REQUIREMENTS
Copy out all the lines in the records that include the word "title".
======== LISTING
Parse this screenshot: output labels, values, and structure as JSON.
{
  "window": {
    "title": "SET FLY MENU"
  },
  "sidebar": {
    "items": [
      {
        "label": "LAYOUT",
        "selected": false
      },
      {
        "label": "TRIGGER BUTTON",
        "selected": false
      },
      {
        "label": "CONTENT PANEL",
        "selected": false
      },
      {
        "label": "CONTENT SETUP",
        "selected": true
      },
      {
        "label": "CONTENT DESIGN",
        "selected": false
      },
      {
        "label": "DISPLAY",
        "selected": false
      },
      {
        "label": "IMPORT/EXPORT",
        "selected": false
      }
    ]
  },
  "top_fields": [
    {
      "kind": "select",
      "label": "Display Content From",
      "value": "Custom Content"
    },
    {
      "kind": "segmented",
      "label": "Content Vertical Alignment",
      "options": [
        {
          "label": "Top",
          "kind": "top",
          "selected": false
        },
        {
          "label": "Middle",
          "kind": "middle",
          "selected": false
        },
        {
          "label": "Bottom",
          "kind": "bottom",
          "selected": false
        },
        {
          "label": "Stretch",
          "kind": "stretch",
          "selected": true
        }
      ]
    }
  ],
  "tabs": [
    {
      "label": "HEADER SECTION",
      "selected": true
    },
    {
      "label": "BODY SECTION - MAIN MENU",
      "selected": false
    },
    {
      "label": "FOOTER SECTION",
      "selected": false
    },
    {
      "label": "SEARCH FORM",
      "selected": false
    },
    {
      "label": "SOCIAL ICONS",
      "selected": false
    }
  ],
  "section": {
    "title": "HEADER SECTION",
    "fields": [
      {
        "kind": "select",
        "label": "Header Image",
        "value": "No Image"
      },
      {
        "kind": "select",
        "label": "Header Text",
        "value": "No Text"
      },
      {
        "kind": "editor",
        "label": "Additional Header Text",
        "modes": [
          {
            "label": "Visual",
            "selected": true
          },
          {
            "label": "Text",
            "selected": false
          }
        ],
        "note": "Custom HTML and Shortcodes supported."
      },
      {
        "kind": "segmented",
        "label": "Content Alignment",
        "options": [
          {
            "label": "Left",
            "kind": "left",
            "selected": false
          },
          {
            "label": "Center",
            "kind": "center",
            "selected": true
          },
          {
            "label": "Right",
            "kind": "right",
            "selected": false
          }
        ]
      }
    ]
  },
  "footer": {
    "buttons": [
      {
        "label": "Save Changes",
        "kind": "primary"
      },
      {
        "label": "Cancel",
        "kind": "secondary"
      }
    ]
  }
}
================
WRITTEN ANSWER
    "title": "SET FLY MENU"
    "title": "HEADER SECTION",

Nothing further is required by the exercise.